Work instructions :: Start your answer with the line containing "Type out the text in this image." and end it with the last line of the records below, retyping every line between exactly and adding nothing.

(Records contained in a dataset)
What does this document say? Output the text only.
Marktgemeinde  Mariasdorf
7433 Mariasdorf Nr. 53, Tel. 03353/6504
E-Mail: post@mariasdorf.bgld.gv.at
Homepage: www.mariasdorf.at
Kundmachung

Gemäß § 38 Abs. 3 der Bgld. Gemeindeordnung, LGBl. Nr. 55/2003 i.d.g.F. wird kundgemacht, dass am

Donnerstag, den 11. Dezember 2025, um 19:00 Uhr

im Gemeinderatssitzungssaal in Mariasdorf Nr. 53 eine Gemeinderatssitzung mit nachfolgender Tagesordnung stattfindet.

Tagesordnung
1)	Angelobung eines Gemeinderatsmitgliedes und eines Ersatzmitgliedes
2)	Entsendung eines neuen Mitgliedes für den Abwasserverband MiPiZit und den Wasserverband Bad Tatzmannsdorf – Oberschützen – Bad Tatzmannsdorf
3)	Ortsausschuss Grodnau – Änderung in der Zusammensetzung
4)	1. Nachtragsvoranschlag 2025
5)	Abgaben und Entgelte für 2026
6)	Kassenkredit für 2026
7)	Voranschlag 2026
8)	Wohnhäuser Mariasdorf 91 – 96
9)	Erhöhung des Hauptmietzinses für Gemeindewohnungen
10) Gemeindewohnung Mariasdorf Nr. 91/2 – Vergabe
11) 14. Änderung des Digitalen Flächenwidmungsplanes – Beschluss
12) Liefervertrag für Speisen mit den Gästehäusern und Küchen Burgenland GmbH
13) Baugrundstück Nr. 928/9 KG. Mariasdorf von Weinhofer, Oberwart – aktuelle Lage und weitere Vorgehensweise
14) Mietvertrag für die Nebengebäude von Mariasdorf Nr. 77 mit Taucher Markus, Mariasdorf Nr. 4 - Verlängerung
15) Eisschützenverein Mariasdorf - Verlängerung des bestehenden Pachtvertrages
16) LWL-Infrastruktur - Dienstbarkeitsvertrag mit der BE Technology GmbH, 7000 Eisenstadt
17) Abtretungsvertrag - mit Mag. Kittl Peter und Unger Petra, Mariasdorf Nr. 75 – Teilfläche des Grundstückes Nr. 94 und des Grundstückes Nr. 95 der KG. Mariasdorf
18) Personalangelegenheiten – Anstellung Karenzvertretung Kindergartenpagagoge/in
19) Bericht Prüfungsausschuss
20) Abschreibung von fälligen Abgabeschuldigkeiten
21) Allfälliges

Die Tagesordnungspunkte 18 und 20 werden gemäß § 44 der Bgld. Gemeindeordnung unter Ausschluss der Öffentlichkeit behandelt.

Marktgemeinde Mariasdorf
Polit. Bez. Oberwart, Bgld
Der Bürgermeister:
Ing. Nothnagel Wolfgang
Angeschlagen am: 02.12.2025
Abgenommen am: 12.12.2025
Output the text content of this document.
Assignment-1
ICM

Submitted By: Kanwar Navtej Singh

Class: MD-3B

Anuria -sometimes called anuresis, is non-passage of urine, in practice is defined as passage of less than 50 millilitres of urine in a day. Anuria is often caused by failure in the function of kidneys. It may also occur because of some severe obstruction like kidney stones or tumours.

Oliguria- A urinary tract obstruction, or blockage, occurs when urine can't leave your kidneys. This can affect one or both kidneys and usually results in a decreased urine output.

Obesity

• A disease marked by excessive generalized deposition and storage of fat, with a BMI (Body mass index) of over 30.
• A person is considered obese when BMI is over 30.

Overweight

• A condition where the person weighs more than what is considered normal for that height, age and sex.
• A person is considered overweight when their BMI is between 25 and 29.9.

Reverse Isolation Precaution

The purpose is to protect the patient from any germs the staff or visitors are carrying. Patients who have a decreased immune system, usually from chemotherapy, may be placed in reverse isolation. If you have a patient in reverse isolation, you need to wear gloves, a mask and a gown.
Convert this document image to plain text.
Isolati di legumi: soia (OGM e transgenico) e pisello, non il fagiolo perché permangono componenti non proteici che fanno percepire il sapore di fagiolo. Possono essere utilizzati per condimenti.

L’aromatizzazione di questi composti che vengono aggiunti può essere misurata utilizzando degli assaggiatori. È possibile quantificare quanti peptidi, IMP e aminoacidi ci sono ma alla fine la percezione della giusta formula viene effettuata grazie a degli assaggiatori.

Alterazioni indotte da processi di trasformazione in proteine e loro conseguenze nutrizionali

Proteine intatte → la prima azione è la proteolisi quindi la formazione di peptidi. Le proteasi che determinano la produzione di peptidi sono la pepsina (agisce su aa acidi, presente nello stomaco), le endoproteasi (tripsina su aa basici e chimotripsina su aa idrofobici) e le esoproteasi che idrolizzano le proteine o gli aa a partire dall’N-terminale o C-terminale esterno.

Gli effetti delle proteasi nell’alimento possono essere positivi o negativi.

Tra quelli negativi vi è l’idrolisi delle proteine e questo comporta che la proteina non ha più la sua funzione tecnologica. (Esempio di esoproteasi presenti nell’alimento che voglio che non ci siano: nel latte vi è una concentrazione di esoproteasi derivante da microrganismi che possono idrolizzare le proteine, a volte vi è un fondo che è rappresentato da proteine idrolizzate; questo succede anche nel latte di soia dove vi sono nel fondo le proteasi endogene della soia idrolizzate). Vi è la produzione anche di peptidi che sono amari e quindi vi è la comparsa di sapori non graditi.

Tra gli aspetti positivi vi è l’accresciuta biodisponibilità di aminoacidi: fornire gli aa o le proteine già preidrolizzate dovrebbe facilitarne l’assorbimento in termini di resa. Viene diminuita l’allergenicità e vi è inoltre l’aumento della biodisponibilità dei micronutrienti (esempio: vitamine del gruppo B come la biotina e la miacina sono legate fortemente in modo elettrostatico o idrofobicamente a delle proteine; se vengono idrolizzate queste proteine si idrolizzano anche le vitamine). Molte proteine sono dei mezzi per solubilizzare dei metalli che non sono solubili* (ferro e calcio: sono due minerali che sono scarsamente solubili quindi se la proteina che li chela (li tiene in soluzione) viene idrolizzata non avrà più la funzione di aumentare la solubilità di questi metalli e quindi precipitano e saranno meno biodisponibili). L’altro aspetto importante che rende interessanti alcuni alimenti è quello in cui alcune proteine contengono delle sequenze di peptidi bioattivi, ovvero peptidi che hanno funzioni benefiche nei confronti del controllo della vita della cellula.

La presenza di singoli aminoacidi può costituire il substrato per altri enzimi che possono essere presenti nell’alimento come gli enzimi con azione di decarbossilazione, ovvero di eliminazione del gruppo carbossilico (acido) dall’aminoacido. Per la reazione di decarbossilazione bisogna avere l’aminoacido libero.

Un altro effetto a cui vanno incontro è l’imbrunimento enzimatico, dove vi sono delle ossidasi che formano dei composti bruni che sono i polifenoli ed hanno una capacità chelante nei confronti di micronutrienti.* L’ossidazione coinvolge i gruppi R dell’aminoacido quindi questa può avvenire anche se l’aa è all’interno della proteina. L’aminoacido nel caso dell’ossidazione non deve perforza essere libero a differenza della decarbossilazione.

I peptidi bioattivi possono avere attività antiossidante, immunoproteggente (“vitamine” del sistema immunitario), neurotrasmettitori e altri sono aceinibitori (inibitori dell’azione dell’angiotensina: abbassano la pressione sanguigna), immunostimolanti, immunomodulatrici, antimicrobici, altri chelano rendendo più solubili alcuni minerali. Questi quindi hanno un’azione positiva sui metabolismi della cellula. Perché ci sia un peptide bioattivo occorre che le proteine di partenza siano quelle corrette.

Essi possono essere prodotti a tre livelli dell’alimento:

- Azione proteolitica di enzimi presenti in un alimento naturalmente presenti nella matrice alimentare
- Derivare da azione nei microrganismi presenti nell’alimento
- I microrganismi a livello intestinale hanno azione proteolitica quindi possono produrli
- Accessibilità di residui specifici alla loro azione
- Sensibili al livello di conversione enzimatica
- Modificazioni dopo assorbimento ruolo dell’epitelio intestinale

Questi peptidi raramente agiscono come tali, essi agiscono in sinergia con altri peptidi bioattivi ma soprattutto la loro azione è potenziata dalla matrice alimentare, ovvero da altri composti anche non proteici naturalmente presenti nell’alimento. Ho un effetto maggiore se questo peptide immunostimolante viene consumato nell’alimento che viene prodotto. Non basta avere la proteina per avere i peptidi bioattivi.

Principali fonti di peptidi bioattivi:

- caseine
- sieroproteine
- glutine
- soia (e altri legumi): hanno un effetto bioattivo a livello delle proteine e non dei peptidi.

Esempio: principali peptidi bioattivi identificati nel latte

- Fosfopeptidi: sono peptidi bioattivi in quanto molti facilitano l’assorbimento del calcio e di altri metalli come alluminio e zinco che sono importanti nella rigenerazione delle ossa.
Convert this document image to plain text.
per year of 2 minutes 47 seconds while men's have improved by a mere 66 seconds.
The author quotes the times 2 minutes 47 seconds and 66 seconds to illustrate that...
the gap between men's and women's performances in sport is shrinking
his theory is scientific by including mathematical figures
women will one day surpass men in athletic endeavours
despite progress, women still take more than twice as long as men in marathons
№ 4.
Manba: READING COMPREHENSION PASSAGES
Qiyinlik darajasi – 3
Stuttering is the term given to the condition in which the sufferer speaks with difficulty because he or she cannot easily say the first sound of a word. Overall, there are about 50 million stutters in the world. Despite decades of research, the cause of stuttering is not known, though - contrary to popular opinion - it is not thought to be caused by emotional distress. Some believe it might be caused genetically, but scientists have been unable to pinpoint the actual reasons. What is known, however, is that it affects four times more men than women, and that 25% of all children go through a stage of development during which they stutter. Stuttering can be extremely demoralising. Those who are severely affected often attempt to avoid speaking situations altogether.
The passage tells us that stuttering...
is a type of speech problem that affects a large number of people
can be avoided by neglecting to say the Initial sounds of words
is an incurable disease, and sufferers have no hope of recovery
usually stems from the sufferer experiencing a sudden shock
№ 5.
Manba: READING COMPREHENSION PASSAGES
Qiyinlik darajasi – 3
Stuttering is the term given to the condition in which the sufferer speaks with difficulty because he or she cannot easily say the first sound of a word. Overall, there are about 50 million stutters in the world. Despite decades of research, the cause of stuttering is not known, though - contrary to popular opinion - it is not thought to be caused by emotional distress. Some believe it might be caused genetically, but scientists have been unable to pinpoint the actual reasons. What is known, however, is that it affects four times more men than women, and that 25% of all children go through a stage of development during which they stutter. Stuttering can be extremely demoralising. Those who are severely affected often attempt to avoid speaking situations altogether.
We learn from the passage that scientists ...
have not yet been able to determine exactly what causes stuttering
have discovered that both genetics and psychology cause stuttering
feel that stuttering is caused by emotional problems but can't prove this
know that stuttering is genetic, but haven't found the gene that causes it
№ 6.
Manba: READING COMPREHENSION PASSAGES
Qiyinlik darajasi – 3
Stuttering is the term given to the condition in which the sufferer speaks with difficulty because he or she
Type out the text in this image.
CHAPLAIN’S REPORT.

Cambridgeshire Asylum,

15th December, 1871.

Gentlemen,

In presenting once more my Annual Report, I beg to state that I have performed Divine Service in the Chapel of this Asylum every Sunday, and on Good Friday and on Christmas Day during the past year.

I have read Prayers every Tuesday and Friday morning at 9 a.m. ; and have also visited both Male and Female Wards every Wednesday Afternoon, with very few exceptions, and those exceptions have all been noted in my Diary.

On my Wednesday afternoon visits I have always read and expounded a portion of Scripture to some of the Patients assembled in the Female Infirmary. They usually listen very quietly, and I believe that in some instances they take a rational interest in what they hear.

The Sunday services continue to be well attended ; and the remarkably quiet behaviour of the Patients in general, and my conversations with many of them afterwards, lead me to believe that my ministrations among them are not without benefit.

Result for this task ::
Type out the text in this image.
CHAPLAIN’S REPORT.

Cambridgeshire Asylum,

15th December, 1871.

Gentlemen,

In presenting once more my Annual Report, I beg to state that I have performed Divine Service in the Chapel of this Asylum every Sunday, and on Good Friday and on Christmas Day during the past year.

I have read Prayers every Tuesday and Friday morning at 9 a.m. ; and have also visited both Male and Female Wards every Wednesday Afternoon, with very few exceptions, and those exceptions have all been noted in my Diary.

On my Wednesday afternoon visits I have always read and expounded a portion of Scripture to some of the Patients assembled in the Female Infirmary. They usually listen very quietly, and I believe that in some instances they take a rational interest in what they hear.

The Sunday services continue to be well attended ; and the remarkably quiet behaviour of the Patients in general, and my conversations with many of them afterwards, lead me to believe that my ministrations among them are not without benefit.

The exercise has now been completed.